### EXERCISE INSTRUCTIONS
How many of the lines below contain "Calculated"? Answer with that number alone.

......

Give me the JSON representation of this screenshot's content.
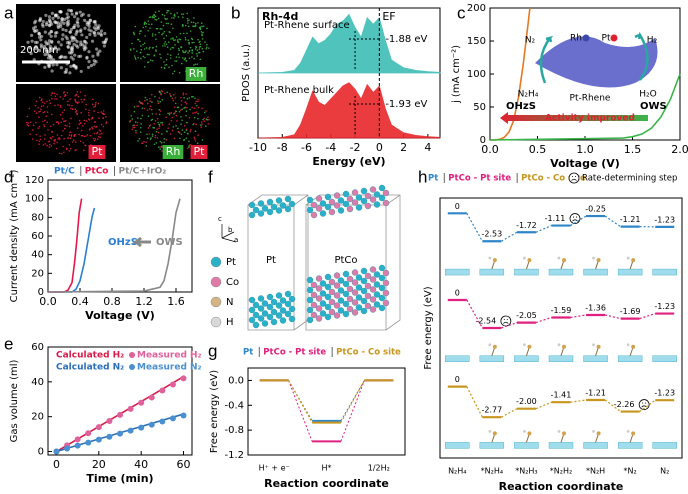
{
  "panel_labels": [
    "a",
    "b",
    "c",
    "d",
    "e",
    "f",
    "g",
    "h"
  ],
  "panel_a": {
    "scale_bar": "200 nm",
    "maps": [
      "Rh",
      "Pt",
      "Rh",
      "Pt"
    ]
  },
  "panel_f": {
    "structures": [
      "Pt",
      "PtCo"
    ],
    "axes": [
      "c",
      "b",
      "a"
    ],
    "legend": [
      "Pt",
      "Co",
      "N",
      "H"
    ]
  },
  "chart_data": [
    {
      "type": "area",
      "title": "Rh-4d",
      "ef_label": "EF",
      "ef": 0,
      "xlabel": "Energy (eV)",
      "ylabel": "PDOS (a.u.)",
      "xlim": [
        -10,
        5
      ],
      "xticks": [
        -10,
        -8,
        -6,
        -4,
        -2,
        0,
        2,
        4
      ],
      "ylim": [
        0,
        2
      ],
      "series": [
        {
          "name": "Pt-Rhene surface",
          "center_label": "-1.88 eV",
          "color": "#3dbdb5",
          "x": [
            -10,
            -8,
            -7,
            -6.5,
            -6,
            -5.5,
            -5,
            -4.5,
            -4,
            -3.5,
            -3,
            -2.5,
            -2,
            -1.5,
            -1,
            -0.5,
            0,
            0.5,
            1,
            2,
            3,
            4,
            5
          ],
          "values": [
            1,
            1.01,
            1.04,
            1.15,
            1.35,
            1.55,
            1.45,
            1.5,
            1.6,
            1.75,
            1.8,
            1.9,
            1.7,
            1.55,
            1.85,
            1.75,
            1.85,
            1.5,
            1.2,
            1.08,
            1.04,
            1.02,
            1.01
          ]
        },
        {
          "name": "Pt-Rhene bulk",
          "center_label": "-1.93 eV",
          "color": "#e8262a",
          "x": [
            -10,
            -8,
            -7,
            -6.5,
            -6,
            -5.5,
            -5,
            -4.5,
            -4,
            -3.5,
            -3,
            -2.5,
            -2,
            -1.5,
            -1,
            -0.5,
            0,
            0.5,
            1,
            2,
            3,
            4,
            5
          ],
          "values": [
            0,
            0.01,
            0.05,
            0.2,
            0.45,
            0.72,
            0.55,
            0.5,
            0.6,
            0.7,
            0.8,
            0.85,
            0.75,
            0.6,
            0.82,
            0.7,
            0.8,
            0.45,
            0.2,
            0.08,
            0.04,
            0.02,
            0.01
          ]
        }
      ]
    },
    {
      "type": "line",
      "xlabel": "Voltage (V)",
      "ylabel": "j (mA cm⁻²)",
      "xlim": [
        0,
        2
      ],
      "xticks": [
        {
          "value": 0,
          "label": "0.0"
        },
        0.5,
        {
          "value": 1,
          "label": "1.0"
        },
        1.5,
        {
          "value": 2,
          "label": "2.0"
        }
      ],
      "ylim": [
        0,
        200
      ],
      "yticks": [
        0,
        50,
        100,
        150,
        200
      ],
      "labels": [
        "N₂",
        "N₂H₄",
        "H₂",
        "H₂O",
        "Rh",
        "Pt",
        "Pt-Rhene",
        "Activity improved"
      ],
      "series": [
        {
          "name": "OHzS",
          "color": "#e87722",
          "x": [
            0,
            0.05,
            0.1,
            0.15,
            0.2,
            0.25,
            0.3,
            0.35,
            0.4,
            0.42
          ],
          "values": [
            0,
            0,
            1,
            4,
            12,
            30,
            65,
            115,
            175,
            200
          ]
        },
        {
          "name": "OWS",
          "color": "#39b54a",
          "x": [
            0,
            0.5,
            1,
            1.4,
            1.5,
            1.6,
            1.7,
            1.8,
            1.9,
            2
          ],
          "values": [
            0,
            1,
            2,
            3,
            5,
            9,
            18,
            35,
            62,
            100
          ]
        }
      ]
    },
    {
      "type": "line",
      "xlabel": "Voltage (V)",
      "ylabel": "Current density (mA cm⁻²)",
      "xlim": [
        0,
        1.8
      ],
      "xticks": [
        {
          "value": 0,
          "label": "0.0"
        },
        0.4,
        0.8,
        1.2,
        1.6
      ],
      "ylim": [
        0,
        120
      ],
      "yticks": [
        0,
        20,
        40,
        60,
        80,
        100,
        120
      ],
      "labels": [
        "OHzS",
        "OWS"
      ],
      "series": [
        {
          "name": "Pt/C",
          "color": "#2a7fd4",
          "x": [
            0,
            0.3,
            0.35,
            0.4,
            0.45,
            0.5,
            0.55,
            0.58
          ],
          "values": [
            0,
            0,
            3,
            12,
            30,
            55,
            80,
            90
          ]
        },
        {
          "name": "PtCo",
          "color": "#e8174a",
          "x": [
            0,
            0.2,
            0.25,
            0.3,
            0.33,
            0.36,
            0.39,
            0.42
          ],
          "values": [
            0,
            0,
            2,
            10,
            30,
            55,
            85,
            100
          ]
        },
        {
          "name": "Pt/C+IrO₂",
          "color": "#888888",
          "x": [
            0,
            1.2,
            1.4,
            1.45,
            1.5,
            1.55,
            1.6,
            1.65
          ],
          "values": [
            0,
            1,
            5,
            12,
            30,
            55,
            85,
            100
          ]
        }
      ]
    },
    {
      "type": "line",
      "xlabel": "Time (min)",
      "ylabel": "Gas volume (ml)",
      "xlim": [
        -4,
        64
      ],
      "xticks": [
        0,
        20,
        40,
        60
      ],
      "ylim": [
        -2,
        60
      ],
      "yticks": [
        0,
        20,
        40,
        60
      ],
      "series": [
        {
          "name": "Calculated H₂",
          "style": "line",
          "color": "#d81b4a",
          "x": [
            0,
            60
          ],
          "values": [
            0,
            43
          ]
        },
        {
          "name": "Measured H₂",
          "style": "markers",
          "color": "#e0609a",
          "x": [
            0,
            5,
            10,
            15,
            20,
            25,
            30,
            35,
            40,
            45,
            50,
            55,
            60
          ],
          "values": [
            0,
            3.5,
            7,
            10.5,
            14,
            17.5,
            21,
            24.5,
            28,
            31,
            35,
            38.5,
            42
          ]
        },
        {
          "name": "Calculated N₂",
          "style": "line",
          "color": "#2a6fb8",
          "x": [
            0,
            60
          ],
          "values": [
            0,
            21.5
          ]
        },
        {
          "name": "Measured N₂",
          "style": "markers",
          "color": "#4a90d0",
          "x": [
            0,
            5,
            10,
            15,
            20,
            25,
            30,
            35,
            40,
            45,
            50,
            55,
            60
          ],
          "values": [
            0,
            1.7,
            3.4,
            5.1,
            6.8,
            8.5,
            10.3,
            12,
            13.7,
            15.4,
            17.2,
            19,
            20.7
          ]
        }
      ]
    },
    {
      "type": "step",
      "xlabel": "Reaction coordinate",
      "ylabel": "Free energy (eV)",
      "categories": [
        "H⁺ + e⁻",
        "H*",
        "1/2H₂"
      ],
      "ylim": [
        -1.2,
        0.2
      ],
      "yticks": [
        {
          "value": 0,
          "label": "0.0"
        },
        -0.4,
        -0.8,
        -1.2
      ],
      "series": [
        {
          "name": "Pt",
          "color": "#2e86c9",
          "values": [
            0,
            -0.65,
            0
          ]
        },
        {
          "name": "PtCo - Pt site",
          "color": "#e0207f",
          "values": [
            0,
            -0.98,
            0
          ]
        },
        {
          "name": "PtCo - Co site",
          "color": "#c8961e",
          "values": [
            0,
            -0.68,
            0
          ]
        }
      ]
    },
    {
      "type": "step",
      "banded": true,
      "xlabel": "Reaction coordinate",
      "ylabel": "Free energy (eV)",
      "rds_label": "Rate-determining step",
      "categories": [
        "N₂H₄",
        "*N₂H₄",
        "*N₂H₃",
        "*N₂H₂",
        "*N₂H",
        "*N₂",
        "N₂"
      ],
      "ylim": [
        -3,
        0.3
      ],
      "series": [
        {
          "name": "Pt",
          "color": "#2e86c9",
          "values": [
            0,
            -2.53,
            -1.72,
            -1.11,
            -0.25,
            -1.21,
            -1.23
          ],
          "value_labels": [
            "0",
            "-2.53",
            "-1.72",
            "-1.11",
            "-0.25",
            "-1.21",
            "-1.23"
          ],
          "rds": 3
        },
        {
          "name": "PtCo - Pt site",
          "color": "#e0207f",
          "values": [
            0,
            -2.54,
            -2.05,
            -1.59,
            -1.36,
            -1.69,
            -1.23
          ],
          "value_labels": [
            "0",
            "-2.54",
            "-2.05",
            "-1.59",
            "-1.36",
            "-1.69",
            "-1.23"
          ],
          "rds": 1
        },
        {
          "name": "PtCo - Co site",
          "color": "#c8961e",
          "values": [
            0,
            -2.77,
            -2,
            -1.41,
            -1.21,
            -2.26,
            -1.23
          ],
          "value_labels": [
            "0",
            "-2.77",
            "-2.00",
            "-1.41",
            "-1.21",
            "-2.26",
            "-1.23"
          ],
          "rds": 5
        }
      ]
    }
  ]
}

......

### WORKED ANSWER
2